● **Provided data**:
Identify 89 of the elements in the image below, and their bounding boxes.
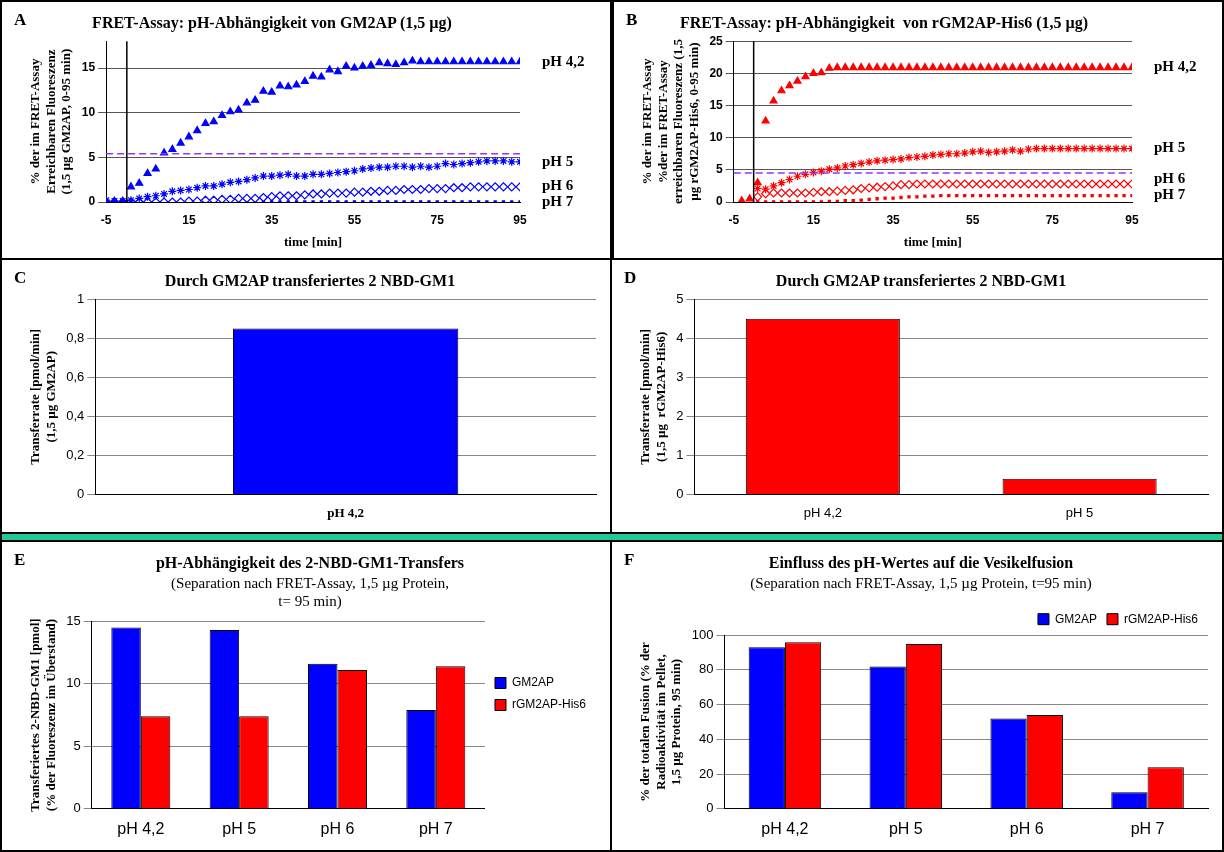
legend-label: rGM2AP-His6: [511, 697, 587, 712]
y-axis-title: % der im FRET-Assay %der im FRET-Assay erreichbaren Fluoreszenz (1,5 µg rGM2AP-His6, 0-95 min): [639, 38, 701, 205]
y-tick-label: 1: [77, 290, 85, 306]
legend-label: GM2AP: [1054, 611, 1097, 626]
series-label: pH 6: [1154, 170, 1186, 187]
x-tick-label: 75: [1045, 212, 1060, 227]
x-tick-label: pH 7: [418, 819, 453, 837]
x-tick-label: pH 7: [1130, 819, 1165, 837]
y-tick-label: 0: [676, 485, 684, 501]
y-tick-label: 15: [66, 612, 81, 628]
x-tick-label: 95: [513, 212, 527, 227]
series-label: pH 6: [542, 176, 574, 193]
legend-label: GM2AP: [511, 675, 555, 690]
y-tick-label: 20: [709, 65, 724, 80]
y-axis-title: Transferrate [pmol/min] (1,5 µg rGM2AP-His6): [637, 328, 668, 465]
text: B: [626, 9, 638, 29]
y-tick-label: 5: [716, 162, 724, 177]
x-tick-label: 15: [806, 212, 821, 227]
y-tick-label: 0,2: [66, 446, 85, 462]
y-tick-label: 0,8: [66, 329, 85, 345]
x-tick-label: pH 4,2: [117, 819, 165, 837]
y-tick-label: 20: [699, 765, 714, 781]
y-tick-label: 15: [709, 97, 724, 112]
chart-subtitle: (Separation nach FRET-Assay, 1,5 µg Protein, t= 95 min): [171, 575, 449, 611]
y-tick-label: 10: [66, 675, 81, 691]
y-tick-label: 60: [699, 696, 714, 712]
y-tick-label: 5: [73, 737, 81, 753]
y-tick-label: 5: [676, 290, 684, 306]
y-tick-label: 0: [77, 485, 85, 501]
y-axis-title: % der totalen Fusion (% der Radioaktivität im Pellet, 1,5 µg Protein, 95 min): [637, 641, 684, 802]
x-tick-label: 55: [966, 212, 980, 227]
x-tick-label: 35: [265, 212, 279, 227]
text: F: [624, 549, 635, 569]
y-tick-label: 25: [709, 33, 724, 48]
y-tick-label: 0: [88, 194, 96, 209]
x-tick-label: 95: [1125, 212, 1139, 227]
series-label: pH 4,2: [1154, 58, 1197, 75]
chart-title: FRET-Assay: pH-Abhängigkeit von GM2AP (1,5 µg): [92, 13, 452, 32]
y-axis-title: Transferiertes 2-NBD-GM1 [pmol] (% der Fluoreszenz im Überstand): [27, 618, 58, 812]
y-tick-label: 0: [73, 800, 81, 816]
y-tick-label: 0: [716, 194, 724, 209]
x-tick-label: -5: [728, 212, 740, 227]
series-label: pH 5: [542, 152, 574, 169]
series-label: pH 5: [1154, 139, 1186, 156]
y-tick-label: 0,6: [66, 368, 85, 384]
y-axis-title: Transferrate [pmol/min] (1,5 µg GM2AP): [27, 328, 58, 465]
x-tick-label: pH 6: [320, 819, 355, 837]
x-tick-label: pH 5: [222, 819, 257, 837]
x-tick-label: pH 4,2: [803, 504, 842, 520]
y-tick-label: 5: [88, 149, 96, 164]
x-tick-label: pH 5: [1065, 504, 1094, 520]
series-label: pH 7: [542, 192, 574, 209]
y-tick-label: 10: [709, 129, 724, 144]
x-tick-label: pH 6: [1009, 819, 1044, 837]
chart-title: FRET-Assay: pH-Abhängigkeit von rGM2AP-His6 (1,5 µg): [679, 13, 1089, 32]
x-tick-label: pH 5: [888, 819, 923, 837]
chart-title: Durch GM2AP transferiertes 2 NBD-GM1: [775, 271, 1067, 289]
y-tick-label: 100: [691, 626, 714, 642]
y-tick-label: 1: [676, 446, 684, 462]
y-tick-label: 4: [676, 329, 684, 345]
x-tick-label: pH 4,2: [761, 819, 809, 837]
x-tick-label: -5: [100, 212, 112, 227]
text: D: [624, 267, 637, 287]
chart-subtitle: (Separation nach FRET-Assay, 1,5 µg Protein, t=95 min): [750, 575, 1092, 593]
legend-label: rGM2AP-His6: [1123, 611, 1199, 626]
y-tick-label: 15: [81, 60, 96, 75]
chart-title: pH-Abhängigkeit des 2-NBD-GM1-Transfers: [155, 553, 465, 572]
series-label: pH 4,2: [542, 52, 585, 69]
y-tick-label: 0,4: [66, 407, 85, 423]
x-tick-label: 15: [182, 212, 196, 227]
text: E: [14, 549, 26, 569]
series-label: pH 7: [1154, 186, 1186, 203]
y-tick-label: 80: [699, 661, 714, 677]
x-tick-label: pH 4,2: [327, 504, 365, 520]
y-tick-label: 3: [676, 368, 684, 384]
x-tick-label: 35: [886, 212, 901, 227]
y-tick-label: 10: [81, 104, 96, 119]
text: A: [14, 9, 27, 29]
y-tick-label: 40: [699, 730, 714, 746]
x-tick-label: 55: [347, 212, 362, 227]
x-axis-title: time [min]: [903, 233, 962, 249]
y-tick-label: 2: [676, 407, 684, 423]
chart-title: Durch GM2AP transferiertes 2 NBD-GM1: [164, 271, 456, 289]
x-tick-label: 75: [430, 212, 445, 227]
y-tick-label: 0: [706, 800, 714, 816]
x-axis-title: time [min]: [284, 233, 343, 249]
chart-title: Einfluss des pH-Wertes auf die Vesikelfusion: [768, 553, 1074, 572]
y-axis-title: % der im FRET-Assay Erreichbaren Fluoreszenz (1,5 µg GM2AP, 0-95 min): [27, 48, 74, 195]
text: C: [14, 267, 27, 287]
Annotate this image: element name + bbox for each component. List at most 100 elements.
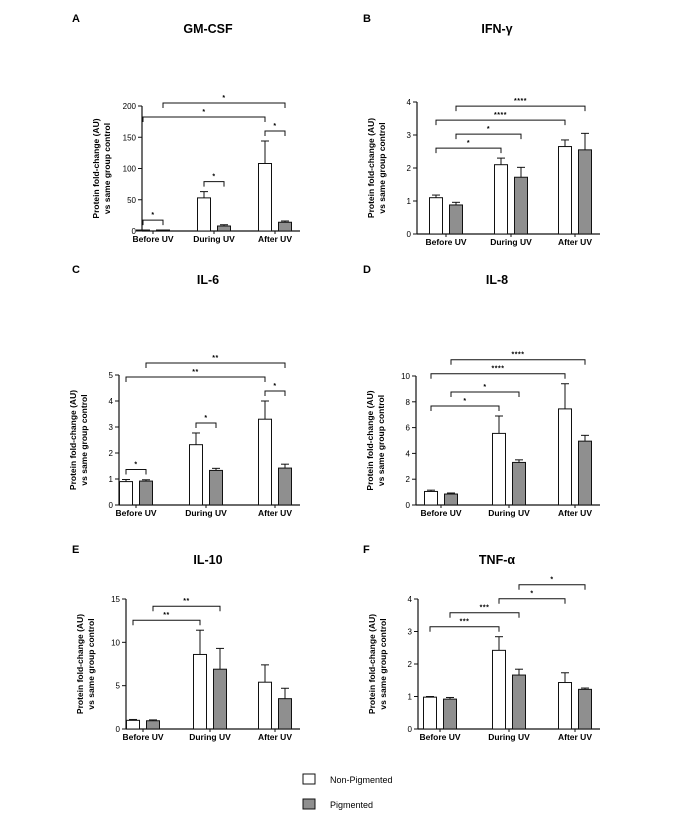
bar-pigmented [514,176,528,235]
y-axis-label-line2: vs same group control [86,618,96,709]
y-tick-label: 4 [109,397,114,406]
bar-pigmented [578,440,592,506]
significance-bracket [518,584,586,590]
significance-label: **** [492,366,505,373]
significance-bracket [435,119,566,126]
y-tick-label: 3 [408,628,413,637]
significance-bracket [195,422,217,428]
significance-bracket [449,612,520,618]
panel-f: F TNF-α Protein fold-change (AU) vs same gr… [363,544,600,742]
significance-bracket [429,626,500,632]
significance-label: * [467,140,470,147]
bar-non-pigmented [558,146,572,235]
significance-bracket [430,373,566,379]
bar-non-pigmented [424,490,438,506]
x-category-label: During UV [488,508,530,518]
significance-label: *** [480,605,490,612]
significance-label: ** [183,598,189,605]
x-category-label: Before UV [425,237,466,247]
bar-non-pigmented [193,653,207,730]
y-tick-label: 2 [406,475,411,484]
significance-label: * [204,415,207,422]
chart-title: IL-8 [486,273,508,287]
y-tick-label: 3 [407,131,412,140]
significance-label: **** [514,98,527,105]
y-tick-label: 4 [406,449,411,458]
significance-label: * [487,126,490,133]
panel-d: D IL-8 Protein fold-change (AU) vs same gro… [363,264,600,518]
y-axis-label-line1: Protein fold-change (AU) [365,390,375,490]
x-category-label: After UV [558,237,592,247]
panel-c: C IL-6 Protein fold-change (AU) vs same gro… [68,264,300,518]
x-category-label: Before UV [132,234,173,244]
significance-label: * [463,398,466,405]
y-tick-label: 50 [127,196,136,205]
significance-bracket [142,116,266,122]
significance-label: * [202,109,205,116]
bar-pigmented [443,698,457,730]
panel-letter: E [72,544,79,556]
y-tick-label: 200 [123,102,137,111]
bar-pigmented [213,668,227,730]
x-category-label: After UV [258,508,292,518]
y-tick-label: 150 [123,133,137,142]
significance-label: * [273,123,276,130]
x-category-label: After UV [258,732,292,742]
y-tick-label: 3 [109,423,114,432]
significance-label: **** [512,352,525,359]
x-category-label: Before UV [122,732,163,742]
legend-label: Non-Pigmented [330,775,393,785]
legend: Non-Pigmented Pigmented [302,773,393,810]
significance-bracket [498,598,566,604]
significance-label: * [530,591,533,598]
y-tick-label: 4 [407,98,412,107]
x-category-label: After UV [558,508,592,518]
y-tick-label: 0 [406,501,411,510]
bar-non-pigmented [258,163,272,232]
significance-label: * [134,462,137,469]
bar-pigmented [209,469,223,506]
significance-bracket [430,405,500,411]
x-category-label: During UV [185,508,227,518]
significance-bracket [142,219,164,226]
significance-label: ** [212,355,218,362]
significance-bracket [450,359,586,365]
significance-bracket [125,469,147,475]
panel-b: B IFN-γ Protein fold-change (AU) vs same gr… [363,13,600,247]
y-tick-label: 10 [401,372,410,381]
panel-e: E IL-10 Protein fold-change (AU) vs same gr… [72,544,300,742]
significance-bracket [132,619,201,626]
significance-label: * [483,384,486,391]
panel-letter: F [363,544,370,556]
significance-bracket [145,362,286,368]
chart-title: TNF-α [479,553,515,567]
bar-non-pigmented [492,432,506,506]
x-category-label: After UV [258,234,292,244]
y-axis-label-line2: vs same group control [378,618,388,709]
bar-pigmented [278,221,292,232]
y-tick-label: 0 [407,230,412,239]
bar-pigmented [512,461,526,506]
bar-pigmented [449,204,463,235]
y-tick-label: 100 [123,165,137,174]
bar-pigmented [444,493,458,506]
bar-non-pigmented [494,164,508,235]
bar-non-pigmented [126,719,140,730]
bar-non-pigmented [197,197,211,232]
significance-bracket [152,605,221,612]
significance-label: *** [460,619,470,626]
bar-pigmented [278,698,292,730]
x-category-label: During UV [189,732,231,742]
x-category-label: Before UV [115,508,156,518]
panel-letter: D [363,264,371,276]
significance-label: **** [494,112,507,119]
chart-title: IL-10 [193,553,222,567]
panel-letter: B [363,13,371,25]
y-tick-label: 2 [109,449,114,458]
panel-letter: A [72,13,80,25]
significance-label: * [212,174,215,181]
bar-pigmented [578,688,592,730]
bar-non-pigmented [189,444,203,506]
significance-label: * [550,577,553,584]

● **Exercise details**: What is the number of lines in the data above that include the word "Transferrate"? Answer with that number only.

● **Exercise output**: 2